WHAT THIS TASK INVOLVES — Reply with one number: how many lines contain the word "JSON".

Figure content listings:
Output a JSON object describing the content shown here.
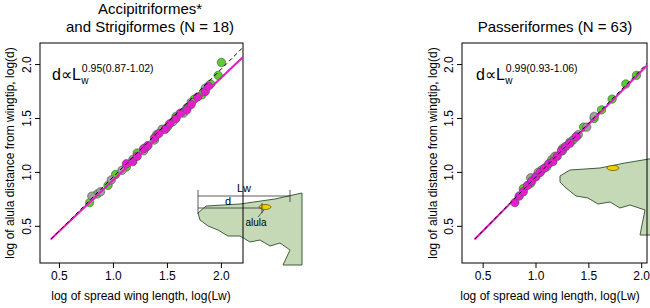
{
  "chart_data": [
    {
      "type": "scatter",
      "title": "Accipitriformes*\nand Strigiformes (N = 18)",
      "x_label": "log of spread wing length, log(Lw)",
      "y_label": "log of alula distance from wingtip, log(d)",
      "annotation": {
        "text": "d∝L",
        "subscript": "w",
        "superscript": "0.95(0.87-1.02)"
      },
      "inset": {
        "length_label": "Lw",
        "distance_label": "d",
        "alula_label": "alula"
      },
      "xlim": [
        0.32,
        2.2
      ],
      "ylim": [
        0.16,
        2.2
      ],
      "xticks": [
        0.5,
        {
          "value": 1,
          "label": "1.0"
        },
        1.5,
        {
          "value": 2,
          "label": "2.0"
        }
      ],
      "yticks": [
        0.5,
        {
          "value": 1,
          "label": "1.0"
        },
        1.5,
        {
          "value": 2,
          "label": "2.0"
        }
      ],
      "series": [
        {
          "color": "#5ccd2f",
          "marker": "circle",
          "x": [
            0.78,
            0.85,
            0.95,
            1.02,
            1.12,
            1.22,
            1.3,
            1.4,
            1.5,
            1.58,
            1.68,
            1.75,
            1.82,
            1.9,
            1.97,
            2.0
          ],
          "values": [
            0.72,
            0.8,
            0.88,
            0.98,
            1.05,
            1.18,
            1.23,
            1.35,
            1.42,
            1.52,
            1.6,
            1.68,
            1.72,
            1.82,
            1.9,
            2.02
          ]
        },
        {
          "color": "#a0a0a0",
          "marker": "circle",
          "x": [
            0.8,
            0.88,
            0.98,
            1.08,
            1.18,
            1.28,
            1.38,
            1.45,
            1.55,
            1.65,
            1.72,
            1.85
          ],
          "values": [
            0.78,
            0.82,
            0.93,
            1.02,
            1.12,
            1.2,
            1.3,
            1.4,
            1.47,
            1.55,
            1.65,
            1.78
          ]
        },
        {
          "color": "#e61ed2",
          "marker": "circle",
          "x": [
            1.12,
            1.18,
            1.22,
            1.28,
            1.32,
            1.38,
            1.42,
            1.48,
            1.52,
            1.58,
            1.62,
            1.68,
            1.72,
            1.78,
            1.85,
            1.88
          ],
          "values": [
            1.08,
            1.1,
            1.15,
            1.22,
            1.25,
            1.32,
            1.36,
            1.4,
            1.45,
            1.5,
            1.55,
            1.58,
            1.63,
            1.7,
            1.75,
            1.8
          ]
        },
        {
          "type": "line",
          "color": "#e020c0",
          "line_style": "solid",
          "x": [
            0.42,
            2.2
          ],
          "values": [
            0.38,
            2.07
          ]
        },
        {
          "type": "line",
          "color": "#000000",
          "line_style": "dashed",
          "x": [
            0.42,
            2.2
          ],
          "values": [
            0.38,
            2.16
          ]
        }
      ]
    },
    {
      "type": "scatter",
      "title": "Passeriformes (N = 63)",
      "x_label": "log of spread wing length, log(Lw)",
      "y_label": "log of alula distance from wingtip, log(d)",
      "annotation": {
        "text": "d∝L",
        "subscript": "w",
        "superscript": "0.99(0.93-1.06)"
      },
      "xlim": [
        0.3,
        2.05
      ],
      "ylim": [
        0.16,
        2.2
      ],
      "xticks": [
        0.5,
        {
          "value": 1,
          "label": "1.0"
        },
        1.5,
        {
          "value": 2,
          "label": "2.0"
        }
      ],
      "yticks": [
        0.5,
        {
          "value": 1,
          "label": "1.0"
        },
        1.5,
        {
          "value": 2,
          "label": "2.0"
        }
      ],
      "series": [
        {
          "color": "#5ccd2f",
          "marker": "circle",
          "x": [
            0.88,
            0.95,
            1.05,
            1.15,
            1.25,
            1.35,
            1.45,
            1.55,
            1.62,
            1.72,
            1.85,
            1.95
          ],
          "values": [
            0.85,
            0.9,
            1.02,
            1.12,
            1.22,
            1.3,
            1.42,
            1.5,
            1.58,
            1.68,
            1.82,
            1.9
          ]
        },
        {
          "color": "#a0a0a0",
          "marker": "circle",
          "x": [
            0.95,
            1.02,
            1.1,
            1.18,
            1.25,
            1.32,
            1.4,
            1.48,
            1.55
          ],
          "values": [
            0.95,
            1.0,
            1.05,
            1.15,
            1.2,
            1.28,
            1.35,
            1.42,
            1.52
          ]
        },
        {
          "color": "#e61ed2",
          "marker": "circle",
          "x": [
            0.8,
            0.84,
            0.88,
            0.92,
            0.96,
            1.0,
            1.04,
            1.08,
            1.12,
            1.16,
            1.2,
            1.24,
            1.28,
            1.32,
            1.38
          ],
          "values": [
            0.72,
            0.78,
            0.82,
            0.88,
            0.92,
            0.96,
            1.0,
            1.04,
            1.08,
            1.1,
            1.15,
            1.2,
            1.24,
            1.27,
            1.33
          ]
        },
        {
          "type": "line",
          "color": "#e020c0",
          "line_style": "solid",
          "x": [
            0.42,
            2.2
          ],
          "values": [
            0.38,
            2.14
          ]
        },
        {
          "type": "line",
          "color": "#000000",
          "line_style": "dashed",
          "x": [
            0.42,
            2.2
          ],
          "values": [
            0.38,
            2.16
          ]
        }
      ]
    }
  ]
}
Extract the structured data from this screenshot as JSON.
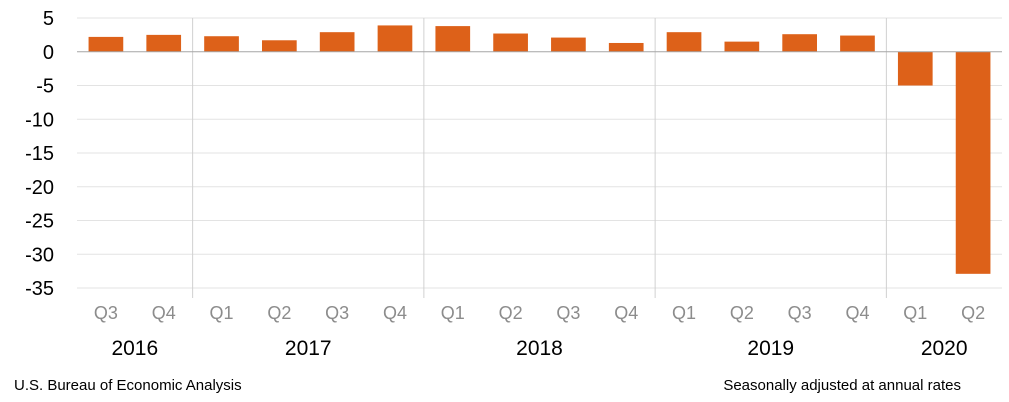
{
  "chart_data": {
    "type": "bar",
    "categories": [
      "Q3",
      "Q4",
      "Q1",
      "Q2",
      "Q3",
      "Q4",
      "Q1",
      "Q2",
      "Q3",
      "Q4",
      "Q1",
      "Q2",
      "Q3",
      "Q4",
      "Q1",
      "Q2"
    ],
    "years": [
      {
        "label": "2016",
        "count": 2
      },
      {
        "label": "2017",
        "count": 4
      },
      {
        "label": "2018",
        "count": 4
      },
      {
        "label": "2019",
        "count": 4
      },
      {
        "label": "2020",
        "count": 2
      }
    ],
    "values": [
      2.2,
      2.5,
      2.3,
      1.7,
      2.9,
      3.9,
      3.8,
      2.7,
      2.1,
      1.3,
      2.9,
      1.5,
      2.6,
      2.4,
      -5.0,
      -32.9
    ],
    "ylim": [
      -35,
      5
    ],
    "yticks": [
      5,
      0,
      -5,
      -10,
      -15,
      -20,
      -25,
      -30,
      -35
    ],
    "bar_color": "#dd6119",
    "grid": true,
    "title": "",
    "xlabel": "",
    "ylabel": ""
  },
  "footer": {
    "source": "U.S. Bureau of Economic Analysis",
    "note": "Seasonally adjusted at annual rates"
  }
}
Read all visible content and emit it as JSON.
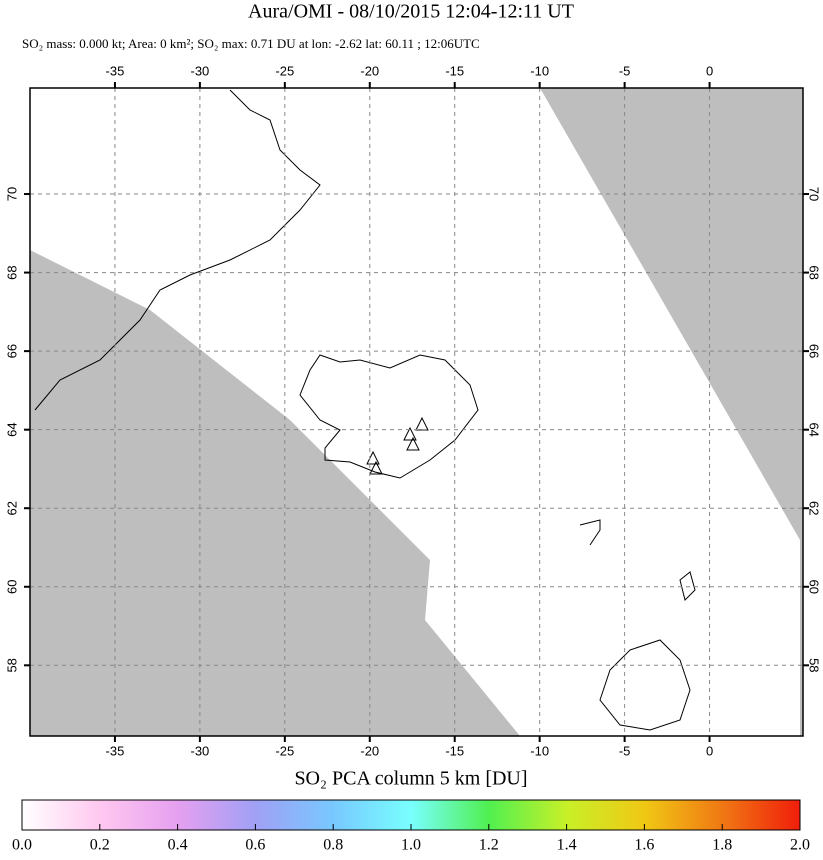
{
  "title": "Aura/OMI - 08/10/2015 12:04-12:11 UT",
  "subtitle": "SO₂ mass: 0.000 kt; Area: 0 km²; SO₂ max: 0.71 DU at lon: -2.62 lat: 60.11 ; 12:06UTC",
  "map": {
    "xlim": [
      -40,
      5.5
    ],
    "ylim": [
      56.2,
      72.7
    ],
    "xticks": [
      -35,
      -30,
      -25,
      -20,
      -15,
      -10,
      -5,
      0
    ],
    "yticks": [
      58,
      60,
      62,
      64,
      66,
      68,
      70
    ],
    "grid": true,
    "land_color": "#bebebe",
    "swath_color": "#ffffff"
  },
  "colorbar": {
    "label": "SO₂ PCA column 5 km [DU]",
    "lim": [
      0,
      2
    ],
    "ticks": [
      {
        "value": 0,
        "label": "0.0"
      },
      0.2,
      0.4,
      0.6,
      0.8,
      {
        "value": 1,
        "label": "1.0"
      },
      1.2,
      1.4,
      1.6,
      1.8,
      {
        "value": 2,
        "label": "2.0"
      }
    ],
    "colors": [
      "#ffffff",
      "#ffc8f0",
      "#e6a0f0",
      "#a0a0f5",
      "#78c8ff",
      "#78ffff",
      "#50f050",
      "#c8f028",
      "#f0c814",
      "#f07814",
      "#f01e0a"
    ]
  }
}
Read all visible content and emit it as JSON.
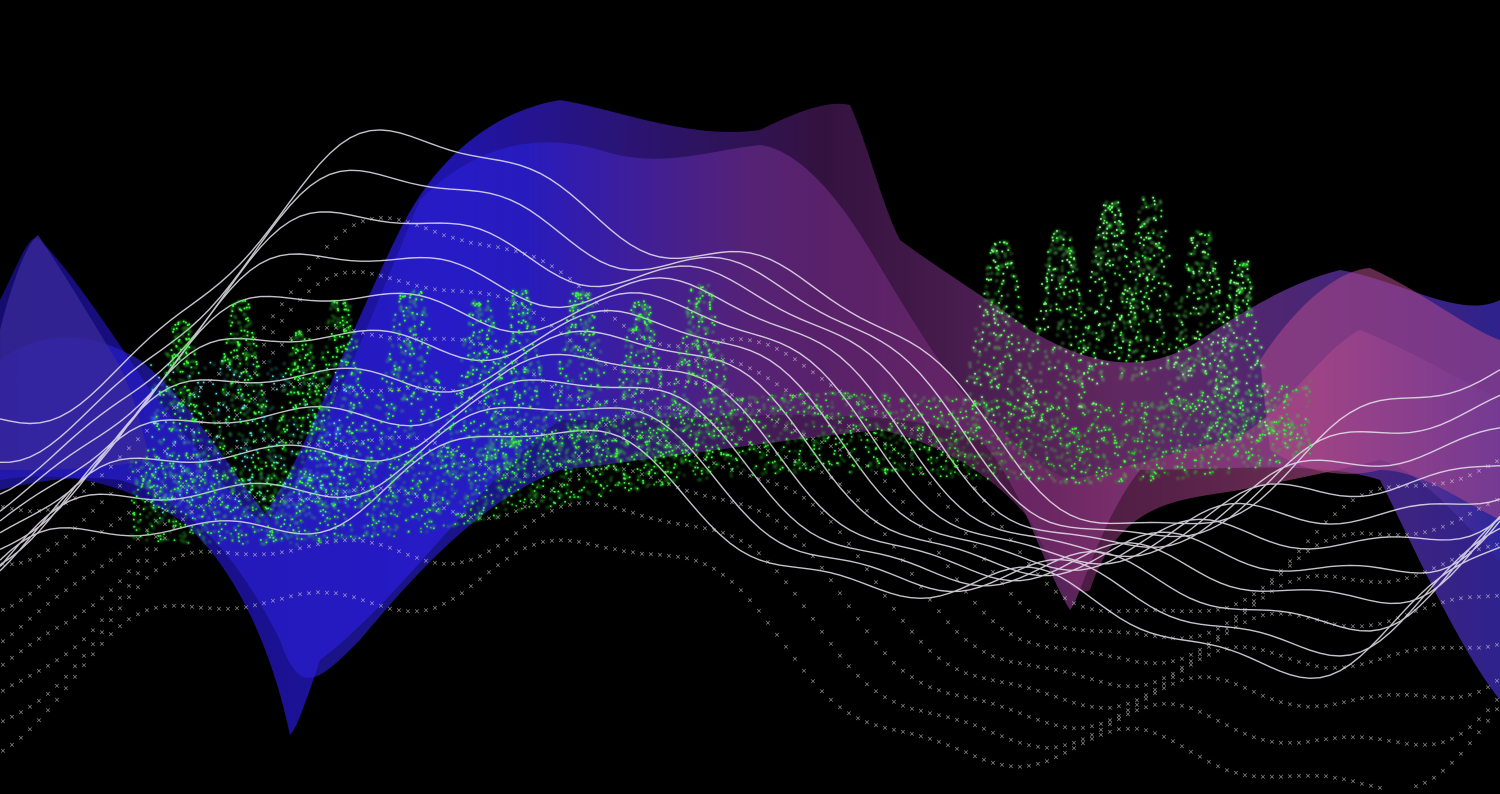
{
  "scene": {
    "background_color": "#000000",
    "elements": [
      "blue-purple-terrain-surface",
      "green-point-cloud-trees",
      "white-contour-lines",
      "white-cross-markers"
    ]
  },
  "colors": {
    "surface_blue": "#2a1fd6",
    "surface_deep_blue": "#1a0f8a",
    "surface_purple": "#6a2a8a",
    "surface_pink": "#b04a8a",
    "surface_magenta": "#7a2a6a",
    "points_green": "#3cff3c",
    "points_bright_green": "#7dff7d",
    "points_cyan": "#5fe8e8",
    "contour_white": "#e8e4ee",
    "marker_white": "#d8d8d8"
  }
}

COMPLETE OUTPUT — 4